Quoted passage
Horton's factual allegations are sufficient to state a claim under Sections 227(b) and (c) of the TCPA and the Texas TCPA (COA I, II, and IV), as well as Sections 64.1200(d)(1) and (4) of the FCC regulations (COA III and V). But the District Judge should dismiss the rest of Horton's claims for failure to state a claim upon which relief can be granted (COA VI, VII, and VIII).

1. Horton's Claims under Section 227(b) and (c) and the Texas TCPA (COA I, II, and IV)

MultiPlan challenges the sufficiency of Horton's Amended Complaint with respect to the alleged TCPA violations, arguing that Horton fails to adequately plead facts to show that MultiPlan or its agent sent the texts or that the texter used an automatic telephone dialing system (ATDS). Mot. Dismiss 11-18. But Horton has plausibly alleged that MultiPlan, through its agent, texted Horton without his consent using an ATDS of the TCPA.

The TCPA contains two distinct sections that grant individuals a private right of action. Under Section 227(b), the TCPA regulates various telecommunications devices and prohibits the use of certain technologies for calling several types of end-users without an emergency purpose or prior express consent of the called party. Mims v. Arrow Fin. Svcs., LLC, 565 U.S. 368, 373 (2012); see 47 U.S.C. § 227(b). In relevant part, Section 227(b) makes it unlawful for any person to “make any call (other than a call made for emergency purposes or made with the prior express consent of the called party) using any automatic telephone dialing system or an artificial or prerecorded voice . . . to any telephone number assigned to a . . . cellular telephone service[.]” 47 U.S.C. § 227(b)(1)(A).

Under Section 227(c), the TCPA delegates authority to the Federal Communications Commission (FCC) to promulgate regulations “to protect residential telephone subscribers' privacy rights to avoid receiving telephone solicitations to which they object.” 47 U.S.C. § 227(c). This subsection grants a private right of action to individuals “who ha[ve] received more than one telephone call within any 12-month period by or on behalf of the same entity in violation of the regulations prescribed under [§ 227(c)].” 47 U.S.C. § 227(c)(5). Unlike Section 227(b), Section 227(c) does not regulate automated technologies; rather, it regulates calling practices to protect rights of privacy of those registered on the DNC list.

Instructions
1. For each statement, say whether it agrees with the TCPA passage, answering yes or no and quoting the deciding words: (a) Section 227(c) regulates automated technologies. (b) Section 227(c) gives a private right of action to individuals who received more than one call within any 12-month period by or on behalf of the same entity. (c) Horton's claims under COA VI, VII, and VIII should go forward.
2. Retype the TCPA passage precisely, everything from "1. Horton's Claims" down to "of the TCPA.".
The listing after the TCPA passage is separate material.

Dataset extract

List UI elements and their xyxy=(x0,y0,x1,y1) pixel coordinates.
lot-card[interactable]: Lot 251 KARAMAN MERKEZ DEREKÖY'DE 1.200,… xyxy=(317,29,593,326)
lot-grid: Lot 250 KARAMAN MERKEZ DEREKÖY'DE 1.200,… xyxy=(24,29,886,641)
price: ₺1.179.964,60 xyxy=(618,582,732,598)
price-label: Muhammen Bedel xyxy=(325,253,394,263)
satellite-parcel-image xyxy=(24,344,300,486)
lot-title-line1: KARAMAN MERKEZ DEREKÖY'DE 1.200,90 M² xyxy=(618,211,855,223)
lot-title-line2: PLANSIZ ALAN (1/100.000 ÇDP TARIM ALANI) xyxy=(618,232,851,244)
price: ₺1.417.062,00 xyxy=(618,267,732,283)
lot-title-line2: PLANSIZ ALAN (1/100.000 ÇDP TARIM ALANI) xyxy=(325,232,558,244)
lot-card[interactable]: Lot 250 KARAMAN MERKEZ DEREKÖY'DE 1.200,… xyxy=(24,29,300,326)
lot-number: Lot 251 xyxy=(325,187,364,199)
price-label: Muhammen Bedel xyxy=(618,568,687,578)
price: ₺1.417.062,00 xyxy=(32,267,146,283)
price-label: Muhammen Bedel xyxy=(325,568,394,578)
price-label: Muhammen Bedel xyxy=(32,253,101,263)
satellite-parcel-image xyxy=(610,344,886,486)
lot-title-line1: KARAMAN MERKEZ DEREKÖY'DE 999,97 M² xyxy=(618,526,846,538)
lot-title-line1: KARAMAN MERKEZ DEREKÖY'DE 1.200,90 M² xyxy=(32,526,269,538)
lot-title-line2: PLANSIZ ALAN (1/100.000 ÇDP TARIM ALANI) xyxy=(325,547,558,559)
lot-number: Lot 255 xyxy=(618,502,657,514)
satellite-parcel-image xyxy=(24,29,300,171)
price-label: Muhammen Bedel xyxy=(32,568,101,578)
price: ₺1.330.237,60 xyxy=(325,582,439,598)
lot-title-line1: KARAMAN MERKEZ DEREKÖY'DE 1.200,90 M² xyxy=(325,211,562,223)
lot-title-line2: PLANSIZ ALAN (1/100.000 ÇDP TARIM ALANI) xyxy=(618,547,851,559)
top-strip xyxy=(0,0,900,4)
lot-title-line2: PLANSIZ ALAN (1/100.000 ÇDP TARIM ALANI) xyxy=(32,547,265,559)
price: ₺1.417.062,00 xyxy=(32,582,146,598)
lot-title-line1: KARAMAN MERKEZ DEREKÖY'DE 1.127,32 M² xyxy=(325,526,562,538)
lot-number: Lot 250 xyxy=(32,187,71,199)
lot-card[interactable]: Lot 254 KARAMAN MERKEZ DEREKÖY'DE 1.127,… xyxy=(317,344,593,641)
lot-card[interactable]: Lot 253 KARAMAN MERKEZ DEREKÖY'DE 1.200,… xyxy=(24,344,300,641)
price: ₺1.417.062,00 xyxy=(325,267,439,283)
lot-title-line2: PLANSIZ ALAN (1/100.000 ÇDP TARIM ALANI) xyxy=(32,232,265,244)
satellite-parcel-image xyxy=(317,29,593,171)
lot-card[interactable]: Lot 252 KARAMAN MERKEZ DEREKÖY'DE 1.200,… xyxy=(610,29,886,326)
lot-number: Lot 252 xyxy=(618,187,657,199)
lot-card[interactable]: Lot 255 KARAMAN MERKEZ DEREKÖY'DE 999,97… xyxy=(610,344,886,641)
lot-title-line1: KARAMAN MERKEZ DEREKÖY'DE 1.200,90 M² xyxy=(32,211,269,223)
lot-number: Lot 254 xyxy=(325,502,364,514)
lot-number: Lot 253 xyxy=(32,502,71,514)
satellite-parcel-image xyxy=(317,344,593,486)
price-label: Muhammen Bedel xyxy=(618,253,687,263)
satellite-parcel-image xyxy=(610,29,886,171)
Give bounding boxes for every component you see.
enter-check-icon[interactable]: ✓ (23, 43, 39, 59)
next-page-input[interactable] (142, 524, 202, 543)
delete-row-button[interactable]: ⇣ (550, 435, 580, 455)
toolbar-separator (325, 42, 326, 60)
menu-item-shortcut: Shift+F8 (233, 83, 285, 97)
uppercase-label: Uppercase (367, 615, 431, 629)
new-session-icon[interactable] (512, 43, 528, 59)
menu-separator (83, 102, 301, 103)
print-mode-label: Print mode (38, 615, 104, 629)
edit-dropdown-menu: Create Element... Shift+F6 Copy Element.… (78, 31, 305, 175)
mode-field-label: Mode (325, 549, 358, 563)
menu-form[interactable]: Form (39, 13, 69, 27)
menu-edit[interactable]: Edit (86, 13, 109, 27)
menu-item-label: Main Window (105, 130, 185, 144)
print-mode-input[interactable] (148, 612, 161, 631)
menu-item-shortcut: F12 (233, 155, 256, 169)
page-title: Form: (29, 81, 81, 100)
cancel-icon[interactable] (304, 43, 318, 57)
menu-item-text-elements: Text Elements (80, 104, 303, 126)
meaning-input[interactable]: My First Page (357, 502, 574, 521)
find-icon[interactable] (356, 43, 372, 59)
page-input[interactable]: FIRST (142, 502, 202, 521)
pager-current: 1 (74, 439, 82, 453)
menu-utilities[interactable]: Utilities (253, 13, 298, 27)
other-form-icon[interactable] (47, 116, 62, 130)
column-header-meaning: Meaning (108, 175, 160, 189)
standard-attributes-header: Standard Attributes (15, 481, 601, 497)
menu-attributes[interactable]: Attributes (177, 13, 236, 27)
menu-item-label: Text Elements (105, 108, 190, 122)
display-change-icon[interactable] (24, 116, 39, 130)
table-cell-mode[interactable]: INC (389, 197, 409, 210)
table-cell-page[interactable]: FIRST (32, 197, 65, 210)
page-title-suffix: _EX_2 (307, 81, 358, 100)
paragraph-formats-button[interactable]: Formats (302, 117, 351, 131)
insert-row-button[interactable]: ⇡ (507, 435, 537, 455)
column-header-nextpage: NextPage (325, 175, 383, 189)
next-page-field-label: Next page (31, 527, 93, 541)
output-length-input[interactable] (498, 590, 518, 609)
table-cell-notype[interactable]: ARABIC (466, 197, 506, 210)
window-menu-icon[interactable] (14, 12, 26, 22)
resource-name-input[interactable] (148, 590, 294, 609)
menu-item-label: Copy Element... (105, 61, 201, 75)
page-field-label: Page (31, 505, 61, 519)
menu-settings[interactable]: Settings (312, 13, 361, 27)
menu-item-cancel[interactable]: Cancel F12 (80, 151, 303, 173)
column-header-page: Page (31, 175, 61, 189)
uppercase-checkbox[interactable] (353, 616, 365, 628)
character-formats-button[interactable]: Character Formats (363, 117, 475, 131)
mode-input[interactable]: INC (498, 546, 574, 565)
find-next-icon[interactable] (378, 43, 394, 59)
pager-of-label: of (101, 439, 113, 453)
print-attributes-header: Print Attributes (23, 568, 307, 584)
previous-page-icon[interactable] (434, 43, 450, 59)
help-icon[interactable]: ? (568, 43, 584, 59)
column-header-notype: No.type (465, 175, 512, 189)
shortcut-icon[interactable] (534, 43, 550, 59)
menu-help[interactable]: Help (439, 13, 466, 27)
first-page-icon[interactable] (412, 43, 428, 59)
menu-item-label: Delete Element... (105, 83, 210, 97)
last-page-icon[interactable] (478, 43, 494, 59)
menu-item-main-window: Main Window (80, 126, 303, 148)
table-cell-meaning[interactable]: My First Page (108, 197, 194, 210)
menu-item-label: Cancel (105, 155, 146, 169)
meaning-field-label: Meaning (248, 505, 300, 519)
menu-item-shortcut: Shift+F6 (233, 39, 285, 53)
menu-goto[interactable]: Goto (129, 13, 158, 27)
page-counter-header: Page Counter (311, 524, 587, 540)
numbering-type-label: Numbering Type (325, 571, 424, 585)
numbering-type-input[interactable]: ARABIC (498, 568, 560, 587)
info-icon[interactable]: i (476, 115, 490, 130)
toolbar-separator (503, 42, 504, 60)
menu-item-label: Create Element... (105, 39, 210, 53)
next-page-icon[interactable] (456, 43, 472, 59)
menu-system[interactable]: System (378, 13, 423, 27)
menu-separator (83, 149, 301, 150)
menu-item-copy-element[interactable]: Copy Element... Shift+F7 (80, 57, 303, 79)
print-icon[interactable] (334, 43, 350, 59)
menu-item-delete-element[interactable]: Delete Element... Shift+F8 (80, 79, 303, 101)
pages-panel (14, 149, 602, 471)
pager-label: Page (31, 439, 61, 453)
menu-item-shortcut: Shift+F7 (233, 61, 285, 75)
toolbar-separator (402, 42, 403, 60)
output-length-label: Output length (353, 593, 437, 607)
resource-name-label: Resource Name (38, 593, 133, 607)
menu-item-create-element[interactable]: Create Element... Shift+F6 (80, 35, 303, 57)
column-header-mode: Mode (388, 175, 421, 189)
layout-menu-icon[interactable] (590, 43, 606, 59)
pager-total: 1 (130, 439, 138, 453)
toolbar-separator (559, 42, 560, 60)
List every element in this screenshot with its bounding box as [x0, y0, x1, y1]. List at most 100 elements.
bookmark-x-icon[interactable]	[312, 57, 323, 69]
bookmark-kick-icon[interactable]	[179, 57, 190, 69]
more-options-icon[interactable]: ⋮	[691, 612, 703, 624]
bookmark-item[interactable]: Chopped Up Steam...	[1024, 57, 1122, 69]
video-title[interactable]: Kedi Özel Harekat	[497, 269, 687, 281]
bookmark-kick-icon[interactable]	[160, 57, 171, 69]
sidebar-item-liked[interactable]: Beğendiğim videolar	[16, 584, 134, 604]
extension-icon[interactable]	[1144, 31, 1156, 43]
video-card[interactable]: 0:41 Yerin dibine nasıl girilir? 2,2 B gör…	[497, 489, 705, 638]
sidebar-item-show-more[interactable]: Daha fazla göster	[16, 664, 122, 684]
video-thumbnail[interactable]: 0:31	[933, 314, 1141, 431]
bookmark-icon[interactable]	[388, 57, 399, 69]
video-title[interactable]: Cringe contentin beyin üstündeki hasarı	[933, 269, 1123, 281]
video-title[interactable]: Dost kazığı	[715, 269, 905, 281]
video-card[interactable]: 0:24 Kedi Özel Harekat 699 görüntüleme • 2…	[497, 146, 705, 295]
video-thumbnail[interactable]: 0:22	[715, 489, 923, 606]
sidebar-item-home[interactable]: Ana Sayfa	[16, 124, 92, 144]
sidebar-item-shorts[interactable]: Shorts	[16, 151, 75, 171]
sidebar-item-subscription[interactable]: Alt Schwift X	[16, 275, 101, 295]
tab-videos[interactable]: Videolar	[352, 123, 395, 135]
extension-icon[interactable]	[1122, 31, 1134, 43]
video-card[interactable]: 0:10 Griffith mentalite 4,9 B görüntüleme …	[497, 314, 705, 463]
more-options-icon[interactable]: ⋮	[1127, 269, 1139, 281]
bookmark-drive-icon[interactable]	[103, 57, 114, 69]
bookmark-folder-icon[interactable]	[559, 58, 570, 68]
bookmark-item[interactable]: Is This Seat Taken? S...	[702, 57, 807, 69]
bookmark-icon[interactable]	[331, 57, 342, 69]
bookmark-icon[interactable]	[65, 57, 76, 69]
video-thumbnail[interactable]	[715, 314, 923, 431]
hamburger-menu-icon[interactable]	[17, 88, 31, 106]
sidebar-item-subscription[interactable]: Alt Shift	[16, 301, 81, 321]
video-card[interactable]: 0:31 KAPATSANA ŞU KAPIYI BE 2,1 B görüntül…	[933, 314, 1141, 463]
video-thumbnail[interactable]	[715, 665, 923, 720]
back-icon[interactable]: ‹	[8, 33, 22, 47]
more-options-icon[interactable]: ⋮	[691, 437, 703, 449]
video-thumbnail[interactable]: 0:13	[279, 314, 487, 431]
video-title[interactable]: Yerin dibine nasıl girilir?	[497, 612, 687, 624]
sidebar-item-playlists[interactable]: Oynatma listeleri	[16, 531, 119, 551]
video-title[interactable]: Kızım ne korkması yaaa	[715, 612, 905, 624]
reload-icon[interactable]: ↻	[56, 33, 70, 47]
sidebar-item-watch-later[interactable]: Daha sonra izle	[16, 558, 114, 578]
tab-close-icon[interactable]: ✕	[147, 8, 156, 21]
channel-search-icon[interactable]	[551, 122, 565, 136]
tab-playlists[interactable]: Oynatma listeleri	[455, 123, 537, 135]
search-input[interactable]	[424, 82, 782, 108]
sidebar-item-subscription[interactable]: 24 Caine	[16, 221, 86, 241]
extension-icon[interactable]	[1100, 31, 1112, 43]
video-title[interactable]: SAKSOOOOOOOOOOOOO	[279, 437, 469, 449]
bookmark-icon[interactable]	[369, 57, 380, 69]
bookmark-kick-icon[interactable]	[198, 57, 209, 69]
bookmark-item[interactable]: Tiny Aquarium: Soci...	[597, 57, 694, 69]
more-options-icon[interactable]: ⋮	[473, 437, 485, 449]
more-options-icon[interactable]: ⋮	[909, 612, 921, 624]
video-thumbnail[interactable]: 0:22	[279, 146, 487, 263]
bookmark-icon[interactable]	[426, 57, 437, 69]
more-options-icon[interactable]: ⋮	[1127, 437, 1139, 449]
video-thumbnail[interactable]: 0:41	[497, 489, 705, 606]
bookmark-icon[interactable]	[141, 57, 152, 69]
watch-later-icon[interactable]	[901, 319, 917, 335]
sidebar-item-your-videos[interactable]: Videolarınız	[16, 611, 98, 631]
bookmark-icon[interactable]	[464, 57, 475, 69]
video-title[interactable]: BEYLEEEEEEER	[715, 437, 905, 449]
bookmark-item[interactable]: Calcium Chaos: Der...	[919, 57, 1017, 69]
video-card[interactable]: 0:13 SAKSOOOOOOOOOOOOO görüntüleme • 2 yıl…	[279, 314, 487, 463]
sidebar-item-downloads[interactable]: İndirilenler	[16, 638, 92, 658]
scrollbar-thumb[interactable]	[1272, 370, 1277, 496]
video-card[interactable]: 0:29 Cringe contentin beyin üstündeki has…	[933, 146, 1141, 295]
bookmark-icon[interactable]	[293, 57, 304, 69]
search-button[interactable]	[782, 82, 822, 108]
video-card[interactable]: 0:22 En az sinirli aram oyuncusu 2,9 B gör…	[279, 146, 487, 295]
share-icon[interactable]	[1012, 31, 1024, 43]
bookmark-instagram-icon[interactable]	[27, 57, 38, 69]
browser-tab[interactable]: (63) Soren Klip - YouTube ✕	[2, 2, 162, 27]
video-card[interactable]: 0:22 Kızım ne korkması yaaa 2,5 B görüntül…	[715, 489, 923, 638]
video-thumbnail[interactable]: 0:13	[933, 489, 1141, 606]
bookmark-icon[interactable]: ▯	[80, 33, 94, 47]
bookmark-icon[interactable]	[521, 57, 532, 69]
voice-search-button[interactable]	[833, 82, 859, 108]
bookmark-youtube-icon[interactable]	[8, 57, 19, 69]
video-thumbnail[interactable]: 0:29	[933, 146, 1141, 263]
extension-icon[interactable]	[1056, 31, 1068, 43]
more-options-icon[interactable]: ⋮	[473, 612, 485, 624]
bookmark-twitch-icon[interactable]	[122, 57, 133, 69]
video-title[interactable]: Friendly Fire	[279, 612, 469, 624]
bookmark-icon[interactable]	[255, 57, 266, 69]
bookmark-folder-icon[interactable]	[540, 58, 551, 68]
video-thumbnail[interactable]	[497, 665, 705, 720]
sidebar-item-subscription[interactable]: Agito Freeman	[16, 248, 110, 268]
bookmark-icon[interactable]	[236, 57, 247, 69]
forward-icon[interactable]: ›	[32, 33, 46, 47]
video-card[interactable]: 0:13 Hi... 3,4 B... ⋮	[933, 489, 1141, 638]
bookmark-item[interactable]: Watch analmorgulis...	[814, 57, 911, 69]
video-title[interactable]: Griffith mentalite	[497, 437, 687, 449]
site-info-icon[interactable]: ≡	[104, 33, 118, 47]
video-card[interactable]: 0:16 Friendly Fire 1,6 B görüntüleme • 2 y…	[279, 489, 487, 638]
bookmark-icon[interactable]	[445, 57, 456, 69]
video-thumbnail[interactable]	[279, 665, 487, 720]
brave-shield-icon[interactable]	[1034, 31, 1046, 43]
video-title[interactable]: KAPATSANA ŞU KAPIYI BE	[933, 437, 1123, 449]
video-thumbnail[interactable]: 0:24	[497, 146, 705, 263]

Exercise solutions
1.
(a) No: "Unlike Section 227(b), Section 227(c) does not regulate automated technologies"
(b) Yes: "who ha[ve] received more than one telephone call within any 12-month period by or on behalf of the same entity in violation of the regulations prescribed under [§ 227(c)]."
(c) No: "the District Judge should dismiss the rest of Horton's claims for failure to state a claim upon which relief can be granted (COA VI, VII, and VIII)."

2.
1. Horton's Claims under Section 227(b) and (c) and the Texas TCPA (COA I, II, and IV)

MultiPlan challenges the sufficiency of Horton's Amended Complaint with respect to the alleged TCPA violations, arguing that Horton fails to adequately plead facts to show that MultiPlan or its agent sent the texts or that the texter used an automatic telephone dialing system (ATDS). Mot. Dismiss 11-18. But Horton has plausibly alleged that MultiPlan, through its agent, texted Horton without his consent using an ATDS of the TCPA.